**Exercise**
Repeat only the lines from the one holding "Decode this image" down to the last line of the listing below, including both of those lines.

**Extracted data**

──────────

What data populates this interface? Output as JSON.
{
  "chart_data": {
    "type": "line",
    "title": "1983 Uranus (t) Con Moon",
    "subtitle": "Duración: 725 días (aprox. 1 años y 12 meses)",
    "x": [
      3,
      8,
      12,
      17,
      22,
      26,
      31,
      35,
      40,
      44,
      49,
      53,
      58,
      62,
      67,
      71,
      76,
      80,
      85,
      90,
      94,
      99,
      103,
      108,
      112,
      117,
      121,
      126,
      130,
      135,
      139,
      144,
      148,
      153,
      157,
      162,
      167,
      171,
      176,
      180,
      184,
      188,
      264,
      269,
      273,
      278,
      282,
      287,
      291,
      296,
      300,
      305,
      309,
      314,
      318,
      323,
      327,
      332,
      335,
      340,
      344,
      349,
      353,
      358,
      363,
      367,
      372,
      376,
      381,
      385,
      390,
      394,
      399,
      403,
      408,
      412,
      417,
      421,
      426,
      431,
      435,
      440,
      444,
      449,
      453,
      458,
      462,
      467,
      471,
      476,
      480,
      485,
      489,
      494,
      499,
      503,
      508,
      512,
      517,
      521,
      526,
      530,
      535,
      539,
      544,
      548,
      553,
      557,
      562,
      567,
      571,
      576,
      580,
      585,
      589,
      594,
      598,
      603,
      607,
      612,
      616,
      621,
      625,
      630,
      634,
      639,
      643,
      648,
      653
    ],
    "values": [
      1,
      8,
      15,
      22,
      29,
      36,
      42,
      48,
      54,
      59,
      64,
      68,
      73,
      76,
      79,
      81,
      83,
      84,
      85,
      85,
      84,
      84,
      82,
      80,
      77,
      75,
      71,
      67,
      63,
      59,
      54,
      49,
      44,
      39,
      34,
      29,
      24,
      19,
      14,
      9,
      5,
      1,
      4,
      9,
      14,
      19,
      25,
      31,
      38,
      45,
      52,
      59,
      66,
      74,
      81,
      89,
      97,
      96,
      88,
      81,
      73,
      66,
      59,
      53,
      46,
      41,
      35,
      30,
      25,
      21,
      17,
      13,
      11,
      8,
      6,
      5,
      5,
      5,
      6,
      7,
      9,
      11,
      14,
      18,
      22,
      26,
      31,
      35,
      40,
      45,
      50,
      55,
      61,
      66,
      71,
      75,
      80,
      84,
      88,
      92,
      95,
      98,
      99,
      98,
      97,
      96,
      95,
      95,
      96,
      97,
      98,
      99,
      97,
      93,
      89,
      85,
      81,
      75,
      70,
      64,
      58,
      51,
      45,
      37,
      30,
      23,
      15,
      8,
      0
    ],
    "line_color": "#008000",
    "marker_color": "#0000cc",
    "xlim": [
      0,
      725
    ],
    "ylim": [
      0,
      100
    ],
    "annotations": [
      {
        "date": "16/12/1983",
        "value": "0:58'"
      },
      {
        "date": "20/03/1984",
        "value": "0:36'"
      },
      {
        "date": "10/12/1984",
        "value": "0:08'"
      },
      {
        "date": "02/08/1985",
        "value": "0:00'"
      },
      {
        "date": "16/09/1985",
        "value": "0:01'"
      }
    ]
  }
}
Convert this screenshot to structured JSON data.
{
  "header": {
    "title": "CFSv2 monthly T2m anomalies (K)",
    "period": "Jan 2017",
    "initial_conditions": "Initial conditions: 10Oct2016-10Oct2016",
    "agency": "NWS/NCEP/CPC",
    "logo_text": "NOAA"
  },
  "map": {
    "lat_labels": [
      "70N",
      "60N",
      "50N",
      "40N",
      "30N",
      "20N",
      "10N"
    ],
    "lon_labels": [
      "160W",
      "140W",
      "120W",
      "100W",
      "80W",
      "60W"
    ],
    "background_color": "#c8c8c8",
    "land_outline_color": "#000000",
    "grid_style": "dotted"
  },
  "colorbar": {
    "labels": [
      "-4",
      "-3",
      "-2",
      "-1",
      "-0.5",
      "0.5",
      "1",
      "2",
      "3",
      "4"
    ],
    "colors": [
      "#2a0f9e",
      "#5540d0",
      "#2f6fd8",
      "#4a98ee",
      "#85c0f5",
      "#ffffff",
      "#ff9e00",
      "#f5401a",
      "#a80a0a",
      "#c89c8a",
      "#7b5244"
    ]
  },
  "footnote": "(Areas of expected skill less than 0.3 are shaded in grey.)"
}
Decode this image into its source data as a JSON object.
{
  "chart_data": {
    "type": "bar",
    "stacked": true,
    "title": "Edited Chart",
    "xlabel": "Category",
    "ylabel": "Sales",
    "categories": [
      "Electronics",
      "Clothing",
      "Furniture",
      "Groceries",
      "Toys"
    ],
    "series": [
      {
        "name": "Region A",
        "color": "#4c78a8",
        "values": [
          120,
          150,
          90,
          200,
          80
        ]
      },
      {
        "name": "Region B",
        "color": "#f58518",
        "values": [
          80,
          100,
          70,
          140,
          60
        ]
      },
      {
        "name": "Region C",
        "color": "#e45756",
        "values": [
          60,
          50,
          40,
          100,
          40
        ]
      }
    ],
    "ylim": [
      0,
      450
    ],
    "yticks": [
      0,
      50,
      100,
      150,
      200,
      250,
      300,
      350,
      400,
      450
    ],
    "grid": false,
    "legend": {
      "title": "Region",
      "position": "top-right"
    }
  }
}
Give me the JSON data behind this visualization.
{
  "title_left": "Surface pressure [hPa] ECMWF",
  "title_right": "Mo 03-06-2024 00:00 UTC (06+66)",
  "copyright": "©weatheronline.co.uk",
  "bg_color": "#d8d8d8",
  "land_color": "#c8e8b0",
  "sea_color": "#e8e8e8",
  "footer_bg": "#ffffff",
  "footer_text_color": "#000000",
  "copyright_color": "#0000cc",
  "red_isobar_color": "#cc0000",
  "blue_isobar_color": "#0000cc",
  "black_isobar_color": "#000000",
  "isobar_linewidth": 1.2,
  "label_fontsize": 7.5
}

──────────

**Complete output**
Decode this image into its source data as a JSON object.
{
  "chart_data": {
    "type": "bar",
    "stacked": true,
    "title": "Edited Chart",
    "xlabel": "Category",
    "ylabel": "Sales",
    "categories": [
      "Electronics",
      "Clothing",
      "Furniture",
      "Groceries",
      "Toys"
    ],
    "series": [
      {
        "name": "Region A",
        "color": "#4c78a8",
        "values": [
          120,
          150,
          90,
          200,
          80
        ]
      },
      {
        "name": "Region B",
        "color": "#f58518",
        "values": [
          80,
          100,
          70,
          140,
          60
        ]
      },
      {
        "name": "Region C",
        "color": "#e45756",
        "values": [
          60,
          50,
          40,
          100,
          40
        ]
      }
    ],
    "ylim": [
      0,
      450
    ],
    "yticks": [
      0,
      50,
      100,
      150,
      200,
      250,
      300,
      350,
      400,
      450
    ],
    "grid": false,
    "legend": {
      "title": "Region",
      "position": "top-right"
    }
  }
}
Give me the JSON data behind this visualization.
{
  "title_left": "Surface pressure [hPa] ECMWF",
  "title_right": "Mo 03-06-2024 00:00 UTC (06+66)",
  "copyright": "©weatheronline.co.uk",
  "bg_color": "#d8d8d8",
  "land_color": "#c8e8b0",
  "sea_color": "#e8e8e8",
  "footer_bg": "#ffffff",
  "footer_text_color": "#000000",
  "copyright_color": "#0000cc",
  "red_isobar_color": "#cc0000",
  "blue_isobar_color": "#0000cc",
  "black_isobar_color": "#000000",
  "isobar_linewidth": 1.2,
  "label_fontsize": 7.5
}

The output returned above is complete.